EXERCISE DIRECTIONS
Retype the rows below, from the line containing "- arrow-to-add-new: [159, 0, 291, 77]" up to and including the line containing "List each element", with nothing changed.

INPUT ROWS
Begin

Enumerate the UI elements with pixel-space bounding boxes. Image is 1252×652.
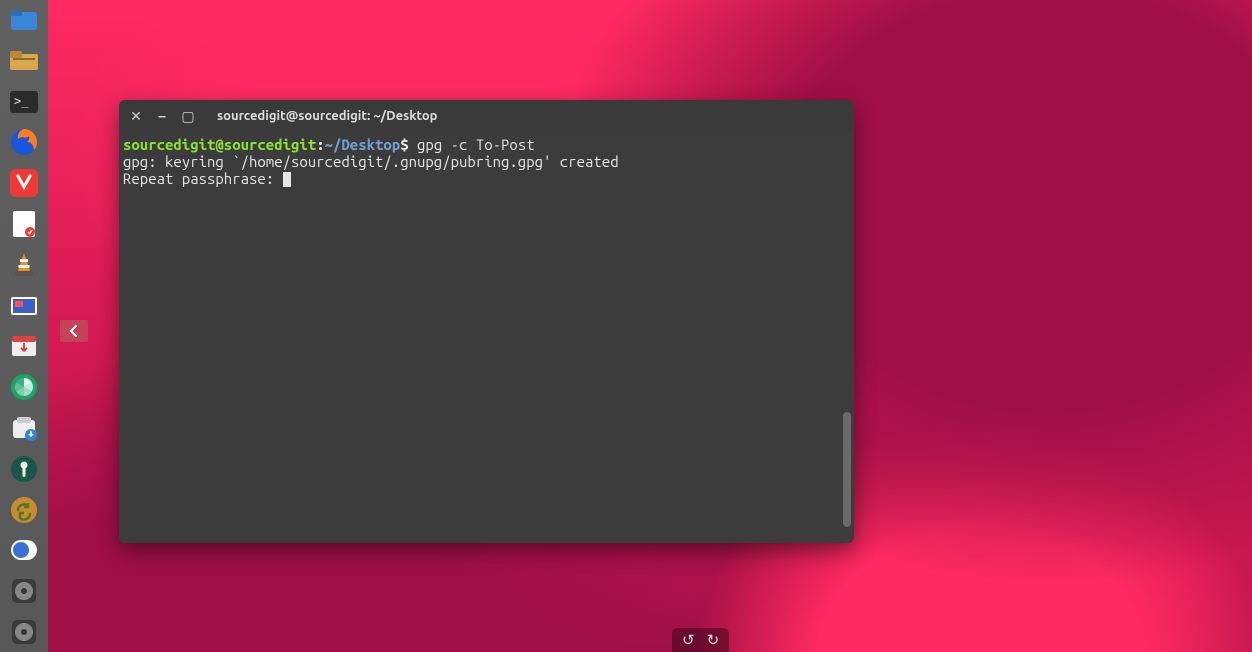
close-icon[interactable]: ✕ <box>129 109 143 123</box>
terminal-prompt2: Repeat passphrase: <box>123 170 283 187</box>
sync-icon[interactable] <box>4 490 44 530</box>
terminal-command: gpg -c To-Post <box>409 136 535 153</box>
reveal-arrow[interactable] <box>60 320 88 342</box>
terminal-title: sourcedigit@sourcedigit: ~/Desktop <box>217 109 437 123</box>
dock: >_ <box>0 0 48 652</box>
terminal-titlebar[interactable]: ✕ – ▢ sourcedigit@sourcedigit: ~/Desktop <box>119 100 854 132</box>
undo-icon[interactable]: ↺ <box>682 631 695 649</box>
terminal-window: ✕ – ▢ sourcedigit@sourcedigit: ~/Desktop… <box>119 100 854 543</box>
file-manager-icon[interactable] <box>4 41 44 81</box>
redo-icon[interactable]: ↻ <box>707 631 720 649</box>
tweaks-icon[interactable] <box>4 531 44 571</box>
disc-icon-1[interactable] <box>4 571 44 611</box>
prompt-path: ~/Desktop <box>325 136 401 153</box>
prompt-dollar: $ <box>400 136 408 153</box>
minimize-icon[interactable]: – <box>155 109 169 123</box>
prompt-user: sourcedigit@sourcedigit <box>123 136 316 153</box>
terminal-output-line: gpg: keyring `/home/sourcedigit/.gnupg/p… <box>123 153 619 170</box>
terminal-icon[interactable]: >_ <box>4 82 44 122</box>
firefox-icon[interactable] <box>4 122 44 162</box>
terminal-cursor <box>283 172 291 187</box>
bottom-controls: ↺ ↻ <box>672 628 729 652</box>
software-install-icon[interactable] <box>4 408 44 448</box>
terminal-body[interactable]: sourcedigit@sourcedigit:~/Desktop$ gpg -… <box>119 132 854 543</box>
software-updater-icon[interactable] <box>4 327 44 367</box>
prompt-colon: : <box>316 136 324 153</box>
shutter-icon[interactable] <box>4 367 44 407</box>
vivaldi-icon[interactable] <box>4 163 44 203</box>
disc-icon-2[interactable] <box>4 612 44 652</box>
screenshot-icon[interactable] <box>4 286 44 326</box>
vlc-icon[interactable] <box>4 245 44 285</box>
notes-icon[interactable] <box>4 204 44 244</box>
svg-text:>_: >_ <box>14 94 29 108</box>
scrollbar-thumb[interactable] <box>843 412 851 527</box>
settings-gear-icon[interactable] <box>4 449 44 489</box>
maximize-icon[interactable]: ▢ <box>181 109 195 123</box>
files-icon[interactable] <box>4 0 44 40</box>
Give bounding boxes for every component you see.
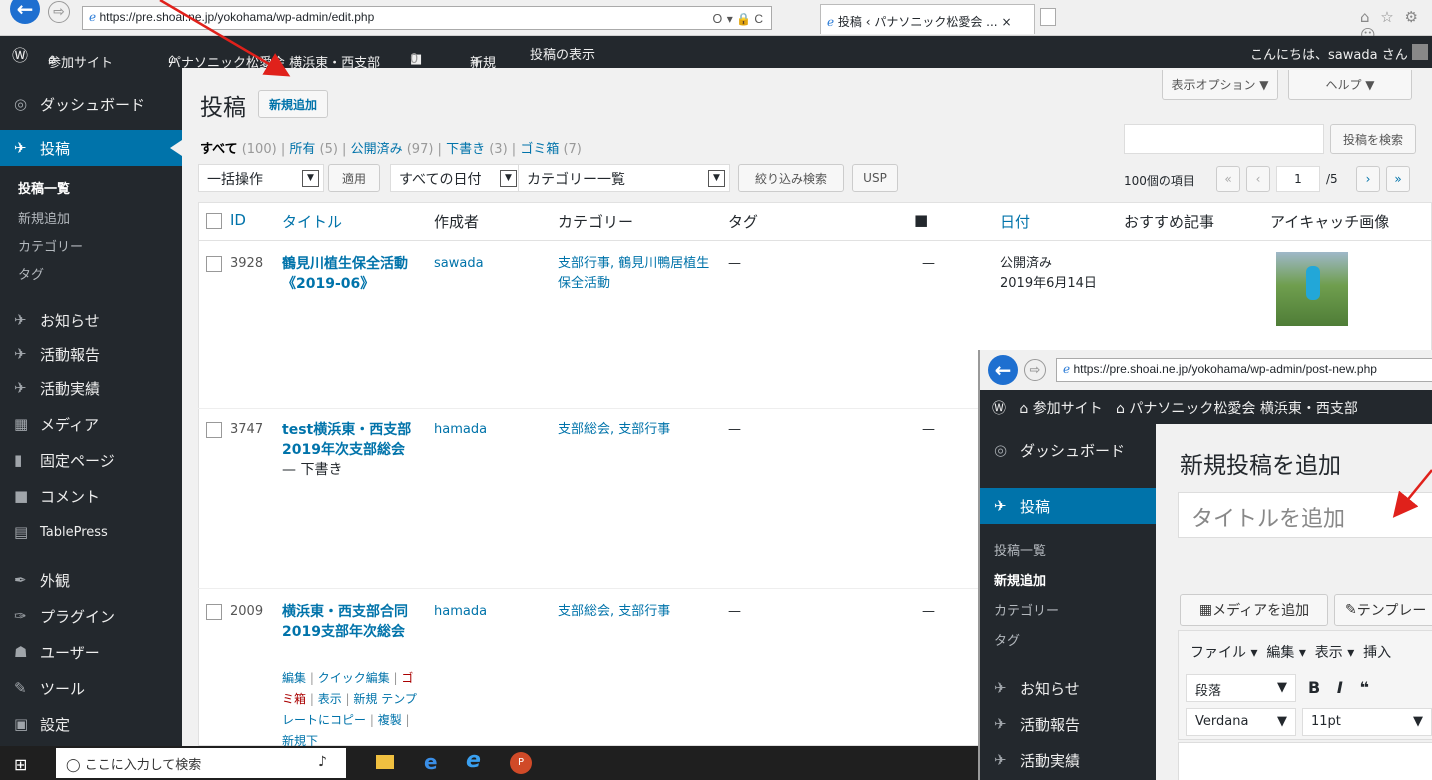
- arrow-to-add-new: [159, 0, 291, 77]
- annotation-arrows: [159, 0, 1432, 518]
- arrow-to-title-input: [1392, 469, 1432, 518]
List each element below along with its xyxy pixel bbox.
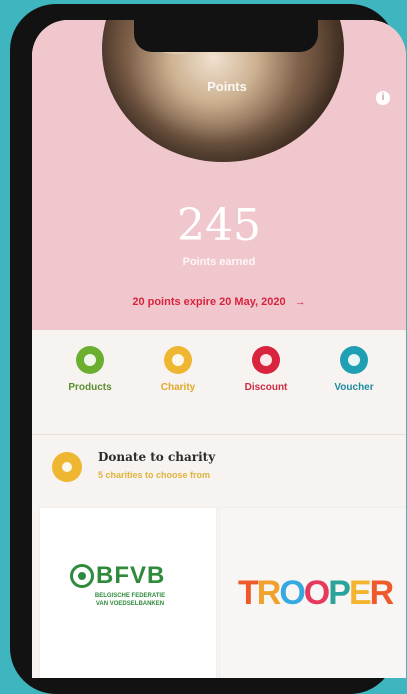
action-charity-label: Charity — [160, 382, 196, 393]
action-row: Products Charity Discount Voucher — [32, 346, 406, 416]
trooper-letter: T — [238, 574, 259, 612]
points-expire-link[interactable]: 20 points expire 20 May, 2020 → — [32, 296, 406, 308]
donate-section-header[interactable]: Donate to charity 5 charities to choose … — [52, 450, 382, 490]
charity-card-trooper[interactable]: TROOPER — [220, 508, 406, 678]
bfvb-mark-icon — [70, 564, 94, 588]
phone-notch — [134, 20, 318, 52]
voucher-icon — [340, 346, 368, 374]
action-discount-label: Discount — [244, 382, 288, 393]
action-discount[interactable]: Discount — [226, 346, 306, 393]
trooper-letter: E — [348, 574, 372, 612]
action-voucher[interactable]: Voucher — [314, 346, 394, 393]
hero-caption: Points — [207, 79, 247, 94]
expire-text: 20 points expire 20 May, 2020 — [132, 296, 286, 308]
products-icon — [76, 346, 104, 374]
points-value: 245 — [177, 200, 261, 251]
phone-frame: Points i 245 Points earned 20 points exp… — [10, 4, 406, 694]
donate-subtitle: 5 charities to choose from — [98, 470, 211, 480]
trooper-letter: P — [328, 574, 351, 612]
section-divider — [32, 434, 406, 435]
action-products-label: Products — [68, 382, 112, 393]
info-icon[interactable]: i — [376, 91, 390, 105]
bfvb-subtitle-line1: BELGISCHE FEDERATIE — [94, 593, 166, 599]
trooper-letter: R — [369, 574, 395, 612]
charity-card-bfvb[interactable]: BFVB BELGISCHE FEDERATIE VAN VOEDSELBANK… — [40, 508, 216, 678]
app-screen: Points i 245 Points earned 20 points exp… — [32, 20, 406, 678]
charity-icon — [52, 452, 82, 482]
bfvb-subtitle-line2: VAN VOEDSELBANKEN — [95, 601, 165, 607]
points-hero: Points i 245 Points earned 20 points exp… — [32, 20, 406, 330]
arrow-right-icon: → — [294, 296, 306, 308]
trooper-letter: O — [279, 574, 305, 612]
bfvb-subtitle: BELGISCHE FEDERATIE VAN VOEDSELBANKEN — [70, 592, 190, 608]
points-label: Points earned — [182, 256, 256, 268]
charity-icon — [164, 346, 192, 374]
trooper-letter: O — [303, 574, 330, 612]
trooper-logo: TROOPER — [238, 574, 394, 613]
action-voucher-label: Voucher — [334, 382, 374, 393]
trooper-letter: R — [256, 574, 282, 612]
bfvb-name: BFVB — [96, 562, 166, 589]
discount-icon — [252, 346, 280, 374]
bfvb-logo: BFVB BELGISCHE FEDERATIE VAN VOEDSELBANK… — [70, 556, 190, 620]
donate-title: Donate to charity — [98, 450, 216, 464]
action-products[interactable]: Products — [50, 346, 130, 393]
action-charity[interactable]: Charity — [138, 346, 218, 393]
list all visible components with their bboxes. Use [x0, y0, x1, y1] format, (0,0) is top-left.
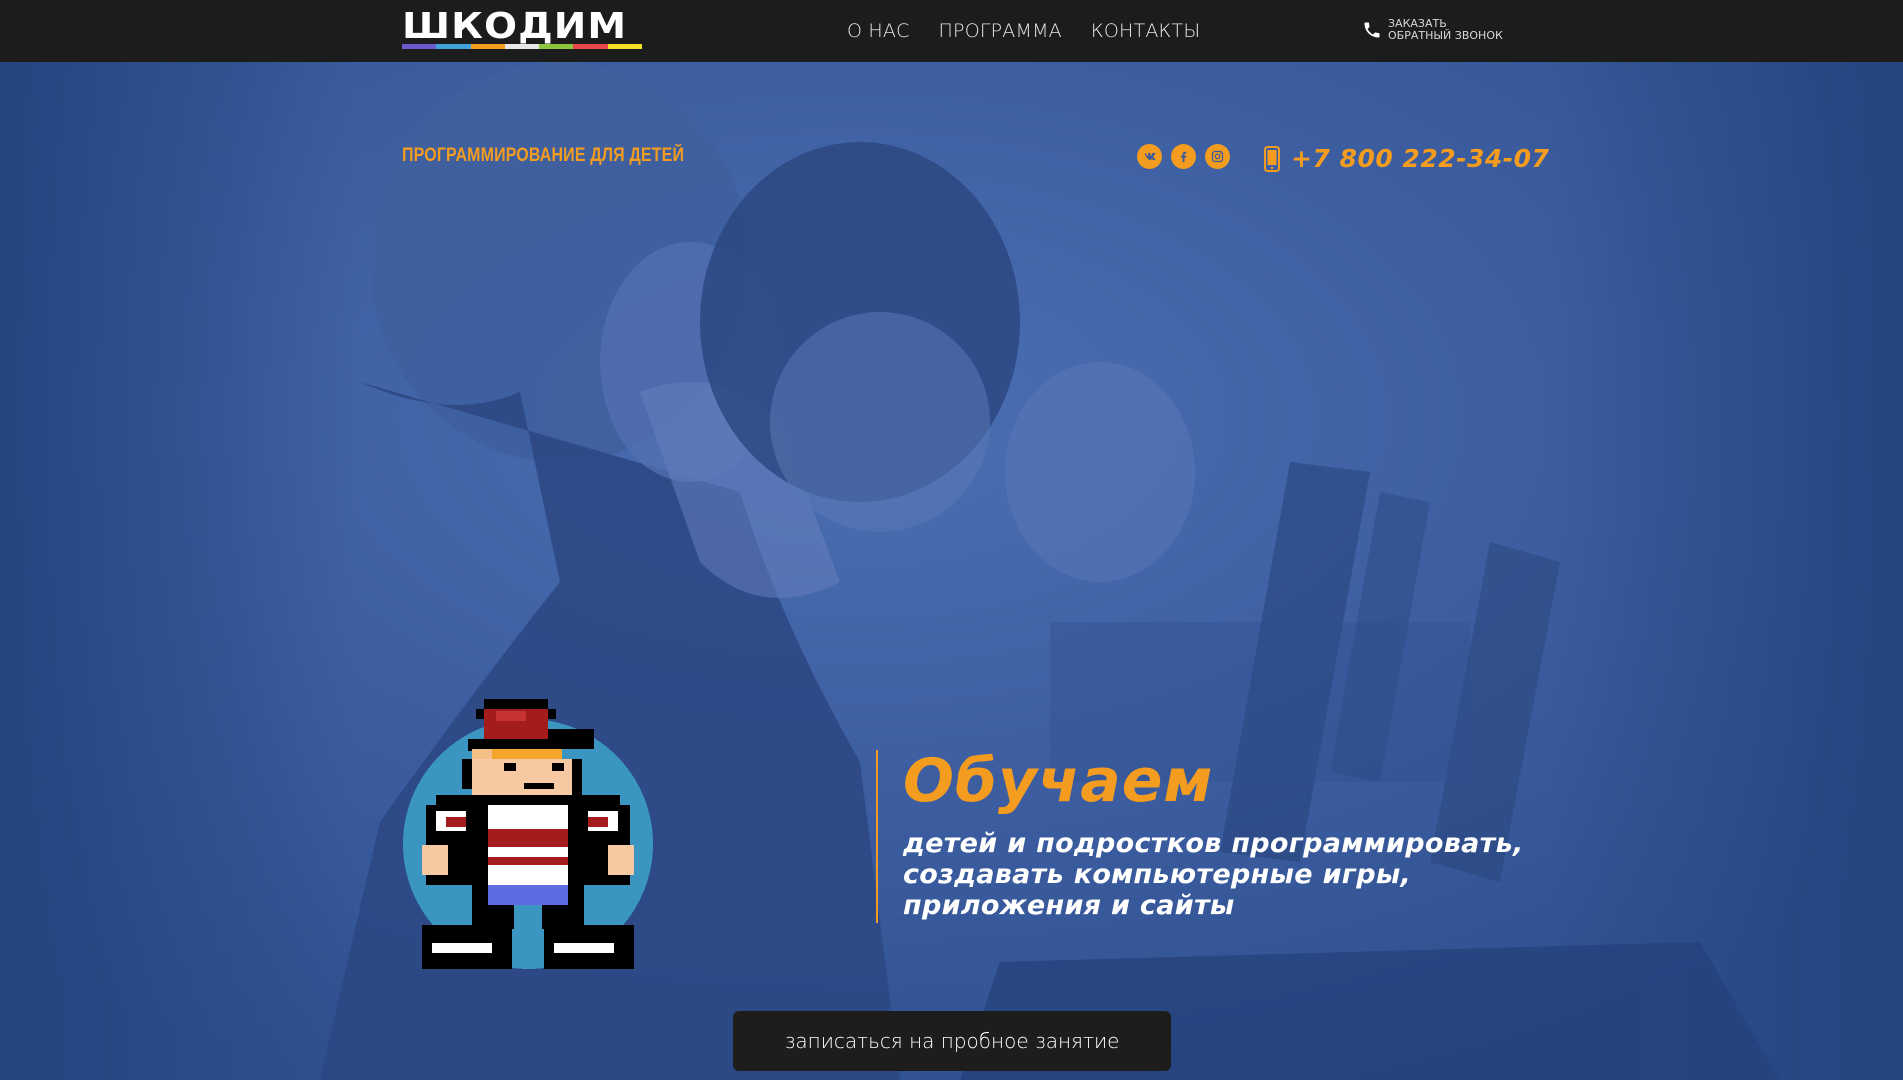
social-links [1137, 144, 1230, 169]
subhead-line: приложения и сайты [903, 890, 1235, 921]
callback-line2: ОБРАТНЫЙ ЗВОНОК [1388, 29, 1503, 42]
facebook-icon[interactable] [1171, 144, 1196, 169]
logo-stripe [402, 44, 437, 49]
logo-text: ШКОДИМ [402, 6, 628, 47]
pixel-mascot-image [403, 699, 653, 969]
nav-item-program[interactable]: ПРОГРАММА [939, 18, 1062, 44]
tagline: ПРОГРАММИРОВАНИЕ ДЛЯ ДЕТЕЙ [402, 145, 685, 166]
phone-icon [1364, 22, 1380, 38]
logo-stripes [402, 44, 642, 49]
logo-stripe [470, 44, 505, 49]
hero-background-photo [0, 62, 1903, 1080]
trial-lesson-button[interactable]: записаться на пробное занятие [733, 1011, 1171, 1071]
logo-stripe [504, 44, 540, 49]
hero-section: ПРОГРАММИРОВАНИЕ ДЛЯ ДЕТЕЙ +7 800 222-34… [0, 62, 1903, 1080]
headline-divider [876, 750, 878, 923]
logo-stripe [436, 44, 471, 49]
nav-item-about[interactable]: О НАС [847, 18, 910, 44]
phone-contact: +7 800 222-34-07 [1264, 144, 1549, 174]
top-bar: ШКОДИМ О НАС ПРОГРАММА КОНТАКТЫ ЗАКАЗАТЬ… [0, 0, 1903, 62]
subhead-line: создавать компьютерные игры, [903, 859, 1412, 890]
instagram-icon[interactable] [1205, 144, 1230, 169]
hero-headline: Обучаем [903, 746, 1214, 816]
vk-icon[interactable] [1137, 144, 1162, 169]
callback-button[interactable]: ЗАКАЗАТЬ ОБРАТНЫЙ ЗВОНОК [1362, 18, 1503, 42]
mascot [402, 699, 654, 971]
logo-stripe [573, 44, 608, 49]
logo-stripe [607, 44, 642, 49]
phone-number[interactable]: +7 800 222-34-07 [1291, 144, 1549, 174]
logo[interactable]: ШКОДИМ [402, 9, 642, 49]
nav-item-contacts[interactable]: КОНТАКТЫ [1091, 18, 1200, 44]
logo-stripe [539, 44, 574, 49]
main-nav: О НАС ПРОГРАММА КОНТАКТЫ [847, 18, 1200, 44]
hero-subheadline: детей и подростков программировать, созд… [903, 828, 1543, 921]
subhead-line: детей и подростков программировать, [903, 828, 1524, 859]
mobile-phone-icon [1264, 146, 1280, 172]
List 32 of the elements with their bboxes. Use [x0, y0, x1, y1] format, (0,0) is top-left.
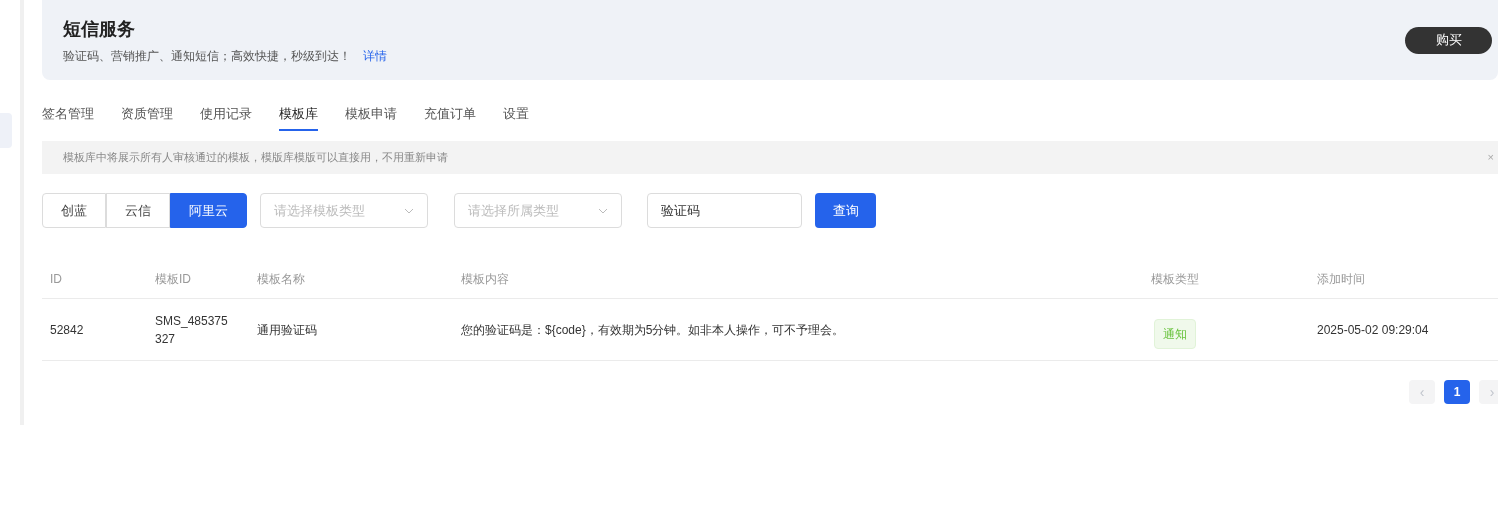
column-header: 模板内容	[461, 272, 509, 286]
tab[interactable]: 设置	[503, 99, 529, 131]
tab[interactable]: 资质管理	[121, 99, 173, 131]
buy-button[interactable]: 购买	[1405, 26, 1492, 54]
chevron-down-icon	[404, 207, 414, 214]
column-header: 模板名称	[257, 272, 305, 286]
chevron-down-icon	[598, 207, 608, 214]
tab[interactable]: 签名管理	[42, 99, 94, 131]
query-button[interactable]: 查询	[815, 193, 876, 228]
provider-toggle[interactable]: 创蓝	[42, 193, 106, 228]
column-header: 添加时间	[1317, 272, 1365, 286]
tab[interactable]: 充值订单	[424, 99, 476, 131]
page-button[interactable]: 1	[1444, 380, 1470, 404]
table-cell: 通用验证码	[257, 322, 317, 337]
notice-text: 模板库中将展示所有人审核通过的模板，模版库模版可以直接用，不用重新申请	[63, 150, 449, 166]
provider-toggle[interactable]: 云信	[106, 193, 170, 228]
header-subtitle: 验证码、营销推广、通知短信；高效快捷，秒级到达！	[63, 47, 351, 65]
tab[interactable]: 模板库	[279, 99, 318, 131]
header-title: 短信服务	[63, 17, 136, 41]
table-cell: 2025-05-02 09:29:04	[1317, 322, 1429, 337]
details-link[interactable]: 详情	[363, 46, 387, 65]
tab[interactable]: 使用记录	[200, 99, 252, 131]
type-tag: 通知	[1154, 318, 1196, 349]
table-cell: 52842	[50, 322, 84, 337]
tab[interactable]: 模板申请	[345, 99, 397, 131]
provider-toggle[interactable]: 阿里云	[170, 193, 247, 228]
column-header: 模板类型	[1151, 271, 1199, 288]
table-cell: 您的验证码是：${code}，有效期为5分钟。如非本人操作，可不予理会。	[461, 322, 845, 337]
keyword-field[interactable]: 验证码	[647, 193, 802, 228]
column-header: ID	[50, 272, 62, 286]
column-header: 模板ID	[155, 272, 191, 286]
table-cell: SMS_485375327	[155, 313, 228, 346]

End

TASK RESPONSE
- arrow-to-add-new: [159, 0, 291, 77]
- annotation-arrows: [159, 0, 1432, 518]
- arrow-to-title-input: [1392, 469, 1432, 518]
List each element below along with its xyxy pixel bbox.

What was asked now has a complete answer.